### WRITTEN INSTRUCTION
Below are some records; reproduce every one of them exactly.

### TASK MATERIAL
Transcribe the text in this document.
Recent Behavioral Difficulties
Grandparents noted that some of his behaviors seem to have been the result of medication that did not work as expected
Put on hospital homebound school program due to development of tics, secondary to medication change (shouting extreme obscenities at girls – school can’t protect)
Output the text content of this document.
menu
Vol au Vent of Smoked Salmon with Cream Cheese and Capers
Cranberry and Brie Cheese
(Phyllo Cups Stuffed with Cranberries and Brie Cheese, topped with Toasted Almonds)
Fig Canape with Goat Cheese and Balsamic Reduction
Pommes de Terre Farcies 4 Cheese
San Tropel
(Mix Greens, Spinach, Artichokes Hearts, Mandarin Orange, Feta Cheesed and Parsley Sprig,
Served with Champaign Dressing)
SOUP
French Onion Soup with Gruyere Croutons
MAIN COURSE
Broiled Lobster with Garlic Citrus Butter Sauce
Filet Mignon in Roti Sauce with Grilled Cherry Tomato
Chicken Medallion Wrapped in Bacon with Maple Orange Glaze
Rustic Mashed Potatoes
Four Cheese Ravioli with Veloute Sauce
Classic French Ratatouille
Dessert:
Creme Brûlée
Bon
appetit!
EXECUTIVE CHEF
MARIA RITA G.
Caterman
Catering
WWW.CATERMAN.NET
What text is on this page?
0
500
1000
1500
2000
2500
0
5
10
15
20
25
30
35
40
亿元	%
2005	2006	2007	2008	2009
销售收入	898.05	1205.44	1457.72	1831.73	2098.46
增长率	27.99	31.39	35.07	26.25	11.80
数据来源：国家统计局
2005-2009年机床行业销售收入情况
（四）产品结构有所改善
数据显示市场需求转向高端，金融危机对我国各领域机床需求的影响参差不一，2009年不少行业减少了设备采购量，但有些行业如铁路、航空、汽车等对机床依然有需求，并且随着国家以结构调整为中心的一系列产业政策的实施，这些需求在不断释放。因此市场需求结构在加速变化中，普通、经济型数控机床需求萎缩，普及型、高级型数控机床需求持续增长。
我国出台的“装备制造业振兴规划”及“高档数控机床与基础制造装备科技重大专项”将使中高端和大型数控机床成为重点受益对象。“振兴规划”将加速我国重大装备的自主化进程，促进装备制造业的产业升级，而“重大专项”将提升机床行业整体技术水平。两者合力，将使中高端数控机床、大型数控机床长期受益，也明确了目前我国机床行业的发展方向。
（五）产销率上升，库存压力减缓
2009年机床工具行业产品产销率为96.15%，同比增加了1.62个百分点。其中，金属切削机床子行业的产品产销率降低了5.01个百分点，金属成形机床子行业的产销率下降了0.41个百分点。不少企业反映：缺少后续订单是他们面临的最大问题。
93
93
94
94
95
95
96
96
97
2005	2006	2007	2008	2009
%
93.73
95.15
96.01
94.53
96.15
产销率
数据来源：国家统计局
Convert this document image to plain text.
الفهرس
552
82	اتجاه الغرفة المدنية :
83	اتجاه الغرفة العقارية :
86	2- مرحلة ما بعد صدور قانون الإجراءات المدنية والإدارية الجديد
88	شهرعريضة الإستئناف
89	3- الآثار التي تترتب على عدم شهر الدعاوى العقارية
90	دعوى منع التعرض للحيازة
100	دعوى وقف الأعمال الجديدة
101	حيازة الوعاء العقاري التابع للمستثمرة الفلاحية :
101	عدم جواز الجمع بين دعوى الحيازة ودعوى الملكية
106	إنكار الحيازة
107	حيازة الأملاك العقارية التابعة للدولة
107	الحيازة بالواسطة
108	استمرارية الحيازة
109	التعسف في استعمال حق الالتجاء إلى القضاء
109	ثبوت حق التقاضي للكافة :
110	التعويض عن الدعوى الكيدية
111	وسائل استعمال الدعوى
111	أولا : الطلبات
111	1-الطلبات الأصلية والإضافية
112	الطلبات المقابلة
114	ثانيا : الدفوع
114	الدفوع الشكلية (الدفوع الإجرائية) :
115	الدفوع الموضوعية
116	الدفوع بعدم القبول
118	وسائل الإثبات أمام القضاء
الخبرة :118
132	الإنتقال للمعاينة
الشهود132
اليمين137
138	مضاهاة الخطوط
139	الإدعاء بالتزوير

### THE OUTPUT
Transcribe the text in this document.
Recent Behavioral Difficulties
Grandparents noted that some of his behaviors seem to have been the result of medication that did not work as expected
Put on hospital homebound school program due to development of tics, secondary to medication change (shouting extreme obscenities at girls – school can’t protect)
Output the text content of this document.
menu
Vol au Vent of Smoked Salmon with Cream Cheese and Capers
Cranberry and Brie Cheese
(Phyllo Cups Stuffed with Cranberries and Brie Cheese, topped with Toasted Almonds)
Fig Canape with Goat Cheese and Balsamic Reduction
Pommes de Terre Farcies 4 Cheese
San Tropel
(Mix Greens, Spinach, Artichokes Hearts, Mandarin Orange, Feta Cheesed and Parsley Sprig,
Served with Champaign Dressing)
SOUP
French Onion Soup with Gruyere Croutons
MAIN COURSE
Broiled Lobster with Garlic Citrus Butter Sauce
Filet Mignon in Roti Sauce with Grilled Cherry Tomato
Chicken Medallion Wrapped in Bacon with Maple Orange Glaze
Rustic Mashed Potatoes
Four Cheese Ravioli with Veloute Sauce
Classic French Ratatouille
Dessert:
Creme Brûlée
Bon
appetit!
EXECUTIVE CHEF
MARIA RITA G.
Caterman
Catering
WWW.CATERMAN.NET
What text is on this page?
0
500
1000
1500
2000
2500
0
5
10
15
20
25
30
35
40
亿元	%
2005	2006	2007	2008	2009
销售收入	898.05	1205.44	1457.72	1831.73	2098.46
增长率	27.99	31.39	35.07	26.25	11.80
数据来源：国家统计局
2005-2009年机床行业销售收入情况
（四）产品结构有所改善
数据显示市场需求转向高端，金融危机对我国各领域机床需求的影响参差不一，2009年不少行业减少了设备采购量，但有些行业如铁路、航空、汽车等对机床依然有需求，并且随着国家以结构调整为中心的一系列产业政策的实施，这些需求在不断释放。因此市场需求结构在加速变化中，普通、经济型数控机床需求萎缩，普及型、高级型数控机床需求持续增长。
我国出台的“装备制造业振兴规划”及“高档数控机床与基础制造装备科技重大专项”将使中高端和大型数控机床成为重点受益对象。“振兴规划”将加速我国重大装备的自主化进程，促进装备制造业的产业升级，而“重大专项”将提升机床行业整体技术水平。两者合力，将使中高端数控机床、大型数控机床长期受益，也明确了目前我国机床行业的发展方向。
（五）产销率上升，库存压力减缓
2009年机床工具行业产品产销率为96.15%，同比增加了1.62个百分点。其中，金属切削机床子行业的产品产销率降低了5.01个百分点，金属成形机床子行业的产销率下降了0.41个百分点。不少企业反映：缺少后续订单是他们面临的最大问题。
93
93
94
94
95
95
96
96
97
2005	2006	2007	2008	2009
%
93.73
95.15
96.01
94.53
96.15
产销率
数据来源：国家统计局
Convert this document image to plain text.
الفهرس
552
82	اتجاه الغرفة المدنية :
83	اتجاه الغرفة العقارية :
86	2- مرحلة ما بعد صدور قانون الإجراءات المدنية والإدارية الجديد
88	شهرعريضة الإستئناف
89	3- الآثار التي تترتب على عدم شهر الدعاوى العقارية
90	دعوى منع التعرض للحيازة
100	دعوى وقف الأعمال الجديدة
101	حيازة الوعاء العقاري التابع للمستثمرة الفلاحية :
101	عدم جواز الجمع بين دعوى الحيازة ودعوى الملكية
106	إنكار الحيازة
107	حيازة الأملاك العقارية التابعة للدولة
107	الحيازة بالواسطة
108	استمرارية الحيازة
109	التعسف في استعمال حق الالتجاء إلى القضاء
109	ثبوت حق التقاضي للكافة :
110	التعويض عن الدعوى الكيدية
111	وسائل استعمال الدعوى
111	أولا : الطلبات
111	1-الطلبات الأصلية والإضافية
112	الطلبات المقابلة
114	ثانيا : الدفوع
114	الدفوع الشكلية (الدفوع الإجرائية) :
115	الدفوع الموضوعية
116	الدفوع بعدم القبول
118	وسائل الإثبات أمام القضاء
الخبرة :118
132	الإنتقال للمعاينة
الشهود132
اليمين137
138	مضاهاة الخطوط
139	الإدعاء بالتزوير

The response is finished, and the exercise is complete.